Jeżeli przez zadbanie o zlewnię uda nam się zagospodarować, powiedzmy, 30 proc. wody, która spada w górach, to proszę zobaczyć, jak duża jest różnica w tym, z czym musimy sobie poradzić w dolinie. Im częściej rzeki mają możliwość punktowego rozlania się, tym lepiej i właśnie dlatego musimy teraz poszukać obszarów, które da się odzyskać dla rzeki. Wbrew intuicji w przypadku powodzi chodzi o to, żeby wodę jak najbardziej spowolnić, zatrzymać w miejscu opadu, a nie o to, by przepłynęła jak najszybciej. Wtedy stwarza się coraz większy problem, który przesuwa się coraz niżej, aż w końcu zatrzymuje się w miastach, których nie da się odsunąć od rzek, za to koryta są w nich wąskie i szybko się przepełniają. W najgorszej sytuacji są miasta, przez które przepływa – często zresztą przez centrum – duża rzeka. Ale właśnie cała gra polega na tym, żeby powyżej tych miast znajdować miejsca, gdzie woda może się rozlewać, zamiast kumulować się w miastach.

Podstawą dla krajowego planu zagospodarowania przestrzennego powinna być dobra analiza hydrologiczna. Te obszary, gdzie rzeka może się wylewać, powinny zostać – w trudnym społecznym procesie – uwolnione.

To mogą być długie poszukiwania, bo duże rzeki w Polsce często nie mają wolnych dolin.

Wszyscy jesteśmy ofiarami wieloletniego, hydrotechnicznego myślenia o ujarzmianiu środowiska. Panuje przekonanie, że jeśli rzeka będzie uregulowana, to nie będzie powodzi. Jest wręcz przeciwnie. Meandrująca rzeka połączona z doliną zalewową oznacza, że woda wytraca impet, fala powodziowa jest dłuższa, ale nie tak gwałtowna, można ją pomieścić. To wszystko są naturalne procesy, od których odeszliśmy przez twarde inżynieryjne podejście. Już czas, żeby te duże kompetencje inżynieryjne wykorzystać do tego, by tę degradację odwracać dla naszego bezpieczeństwa. Przecież umiemy liczyć, widzimy, co się dzieje.

Połowa Polski ma powódź, połowa suszę.

....

▸ **ZADANIA DO WYKONANIA**:
a: Zwróć z tekstu o powodziach fragment od słów „Podstawą dla krajowego” do słów „co się dzieje.” włącznie.
b: Przetłumacz na język angielski to zdanie z tekstu o powodziach: „Panuje przekonanie, że jeśli rzeka będzie uregulowana, to nie będzie powodzi.”

....

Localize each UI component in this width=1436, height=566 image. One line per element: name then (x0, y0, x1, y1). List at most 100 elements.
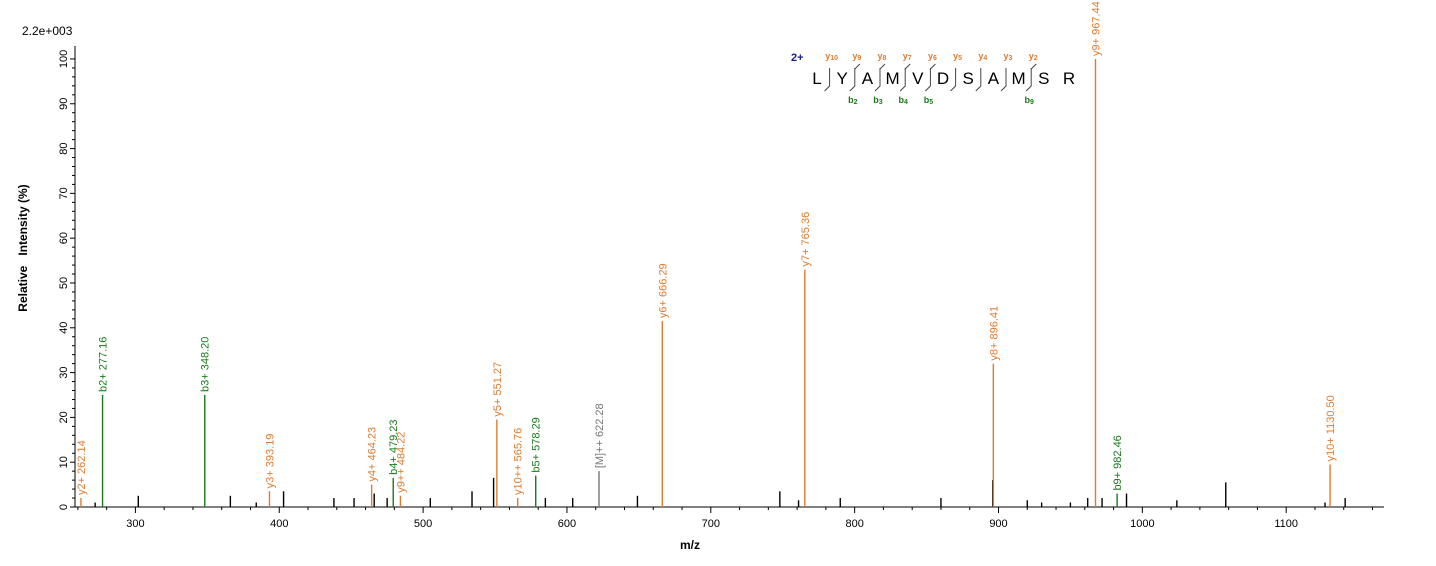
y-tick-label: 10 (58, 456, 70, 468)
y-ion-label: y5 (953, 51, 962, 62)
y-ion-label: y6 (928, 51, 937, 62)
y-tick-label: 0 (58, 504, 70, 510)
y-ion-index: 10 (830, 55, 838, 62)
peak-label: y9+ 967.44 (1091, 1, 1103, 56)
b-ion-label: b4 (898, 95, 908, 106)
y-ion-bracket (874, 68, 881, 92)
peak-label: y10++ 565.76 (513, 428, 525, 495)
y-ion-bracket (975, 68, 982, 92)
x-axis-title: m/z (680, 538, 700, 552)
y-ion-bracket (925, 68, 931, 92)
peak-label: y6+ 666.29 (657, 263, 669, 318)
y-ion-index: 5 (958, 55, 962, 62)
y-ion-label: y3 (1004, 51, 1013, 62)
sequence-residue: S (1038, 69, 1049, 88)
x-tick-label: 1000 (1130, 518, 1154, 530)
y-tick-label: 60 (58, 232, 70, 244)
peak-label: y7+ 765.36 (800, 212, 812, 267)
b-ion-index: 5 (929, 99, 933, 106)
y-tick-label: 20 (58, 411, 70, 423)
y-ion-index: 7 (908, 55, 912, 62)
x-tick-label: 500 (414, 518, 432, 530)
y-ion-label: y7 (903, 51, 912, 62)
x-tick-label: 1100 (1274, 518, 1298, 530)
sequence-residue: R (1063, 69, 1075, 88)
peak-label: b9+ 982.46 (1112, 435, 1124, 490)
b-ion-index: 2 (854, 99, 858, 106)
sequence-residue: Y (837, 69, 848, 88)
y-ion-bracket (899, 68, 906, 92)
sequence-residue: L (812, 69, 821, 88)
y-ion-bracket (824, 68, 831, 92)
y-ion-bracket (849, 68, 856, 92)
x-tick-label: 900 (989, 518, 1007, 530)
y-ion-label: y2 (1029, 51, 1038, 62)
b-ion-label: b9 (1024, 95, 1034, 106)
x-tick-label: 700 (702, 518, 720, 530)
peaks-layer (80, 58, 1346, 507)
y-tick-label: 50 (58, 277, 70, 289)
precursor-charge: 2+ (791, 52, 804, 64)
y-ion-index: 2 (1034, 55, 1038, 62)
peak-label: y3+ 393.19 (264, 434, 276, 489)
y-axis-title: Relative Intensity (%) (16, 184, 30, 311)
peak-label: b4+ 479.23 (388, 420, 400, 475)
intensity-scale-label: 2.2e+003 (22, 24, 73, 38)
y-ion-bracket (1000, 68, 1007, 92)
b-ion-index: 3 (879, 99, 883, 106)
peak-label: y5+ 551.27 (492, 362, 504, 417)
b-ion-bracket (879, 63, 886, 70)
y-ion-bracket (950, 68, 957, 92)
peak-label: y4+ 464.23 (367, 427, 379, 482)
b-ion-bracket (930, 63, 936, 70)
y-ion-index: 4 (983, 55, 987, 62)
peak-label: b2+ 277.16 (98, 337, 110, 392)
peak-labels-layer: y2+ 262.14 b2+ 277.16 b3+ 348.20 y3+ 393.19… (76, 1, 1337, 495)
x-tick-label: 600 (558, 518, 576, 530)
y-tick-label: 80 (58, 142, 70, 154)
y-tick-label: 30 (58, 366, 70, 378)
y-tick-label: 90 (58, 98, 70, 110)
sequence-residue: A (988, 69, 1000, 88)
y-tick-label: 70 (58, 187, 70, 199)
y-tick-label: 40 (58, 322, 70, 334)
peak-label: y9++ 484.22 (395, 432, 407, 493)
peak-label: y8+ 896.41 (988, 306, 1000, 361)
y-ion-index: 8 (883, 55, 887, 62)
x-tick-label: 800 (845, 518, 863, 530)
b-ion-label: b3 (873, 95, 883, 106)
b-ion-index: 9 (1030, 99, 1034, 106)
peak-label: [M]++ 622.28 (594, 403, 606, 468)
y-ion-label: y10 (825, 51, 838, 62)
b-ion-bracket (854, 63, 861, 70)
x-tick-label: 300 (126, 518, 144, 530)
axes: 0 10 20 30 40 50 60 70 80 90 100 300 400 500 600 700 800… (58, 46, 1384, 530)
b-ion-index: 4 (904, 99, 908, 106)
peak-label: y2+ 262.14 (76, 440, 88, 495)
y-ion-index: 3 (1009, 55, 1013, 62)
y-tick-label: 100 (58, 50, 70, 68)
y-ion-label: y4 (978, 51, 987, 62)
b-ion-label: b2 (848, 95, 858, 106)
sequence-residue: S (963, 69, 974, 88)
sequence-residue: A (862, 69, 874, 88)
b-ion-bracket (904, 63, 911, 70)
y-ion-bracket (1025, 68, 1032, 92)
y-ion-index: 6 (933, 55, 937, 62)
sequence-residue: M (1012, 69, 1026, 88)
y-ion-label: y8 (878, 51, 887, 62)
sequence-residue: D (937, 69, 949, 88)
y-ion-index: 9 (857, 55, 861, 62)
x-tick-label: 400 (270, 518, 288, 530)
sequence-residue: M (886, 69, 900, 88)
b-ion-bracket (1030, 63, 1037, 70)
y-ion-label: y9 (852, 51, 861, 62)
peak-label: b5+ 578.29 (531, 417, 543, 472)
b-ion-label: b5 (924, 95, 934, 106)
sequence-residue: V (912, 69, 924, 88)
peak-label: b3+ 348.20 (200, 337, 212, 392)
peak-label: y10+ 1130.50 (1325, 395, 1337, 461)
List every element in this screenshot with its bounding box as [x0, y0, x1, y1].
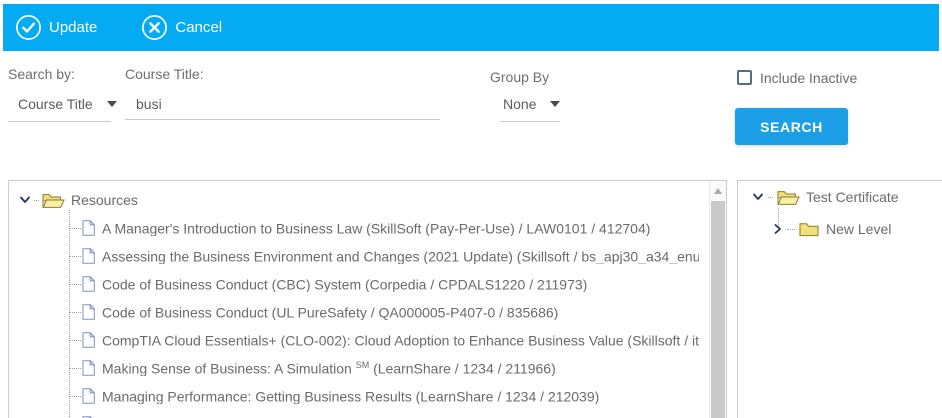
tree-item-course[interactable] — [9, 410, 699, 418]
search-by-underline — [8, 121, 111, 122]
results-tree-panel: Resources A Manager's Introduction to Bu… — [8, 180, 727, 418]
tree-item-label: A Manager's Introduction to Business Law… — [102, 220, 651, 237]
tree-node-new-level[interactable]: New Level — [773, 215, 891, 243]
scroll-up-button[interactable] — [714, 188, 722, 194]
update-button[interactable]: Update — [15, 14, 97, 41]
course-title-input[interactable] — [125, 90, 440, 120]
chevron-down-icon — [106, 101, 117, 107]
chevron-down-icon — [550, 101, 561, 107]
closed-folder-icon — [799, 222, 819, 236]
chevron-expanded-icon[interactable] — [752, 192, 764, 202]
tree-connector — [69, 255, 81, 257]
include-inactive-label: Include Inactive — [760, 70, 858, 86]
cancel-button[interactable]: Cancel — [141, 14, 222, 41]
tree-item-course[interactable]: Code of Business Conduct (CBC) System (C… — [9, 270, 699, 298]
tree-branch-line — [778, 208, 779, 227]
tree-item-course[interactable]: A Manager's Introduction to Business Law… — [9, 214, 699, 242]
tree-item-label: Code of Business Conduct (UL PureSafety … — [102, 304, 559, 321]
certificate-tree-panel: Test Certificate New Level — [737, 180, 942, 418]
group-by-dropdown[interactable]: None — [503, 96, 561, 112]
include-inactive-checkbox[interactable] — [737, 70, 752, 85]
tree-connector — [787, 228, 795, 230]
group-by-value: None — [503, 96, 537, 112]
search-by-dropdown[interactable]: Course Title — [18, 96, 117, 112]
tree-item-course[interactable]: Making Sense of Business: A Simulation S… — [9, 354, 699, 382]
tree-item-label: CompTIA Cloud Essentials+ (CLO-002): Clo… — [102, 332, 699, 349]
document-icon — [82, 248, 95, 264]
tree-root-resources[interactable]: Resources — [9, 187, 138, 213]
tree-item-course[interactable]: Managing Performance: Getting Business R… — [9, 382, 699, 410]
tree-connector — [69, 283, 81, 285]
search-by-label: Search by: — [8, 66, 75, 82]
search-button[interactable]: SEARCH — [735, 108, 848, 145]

....

▸ **ZESTAW ODPOWIEDZI**:
a:
Podstawą dla krajowego planu zagospodarowania przestrzennego powinna być dobra analiza hydrologiczna. Te obszary, gdzie rzeka może się wylewać, powinny zostać – w trudnym społecznym procesie – uwolnione.

To mogą być długie poszukiwania, bo duże rzeki w Polsce często nie mają wolnych dolin.

Wszyscy jesteśmy ofiarami wieloletniego, hydrotechnicznego myślenia o ujarzmianiu środowiska. Panuje przekonanie, że jeśli rzeka będzie uregulowana, to nie będzie powodzi. Jest wręcz przeciwnie. Meandrująca rzeka połączona z doliną zalewową oznacza, że woda wytraca impet, fala powodziowa jest dłuższa, ale nie tak gwałtowna, można ją pomieścić. To wszystko są naturalne procesy, od których odeszliśmy przez twarde inżynieryjne podejście. Już czas, żeby te duże kompetencje inżynieryjne wykorzystać do tego, by tę degradację odwracać dla naszego bezpieczeństwa. Przecież umiemy liczyć, widzimy, co się dzieje.

b: There is a prevailing belief that if a river is regulated, there will be no flooding.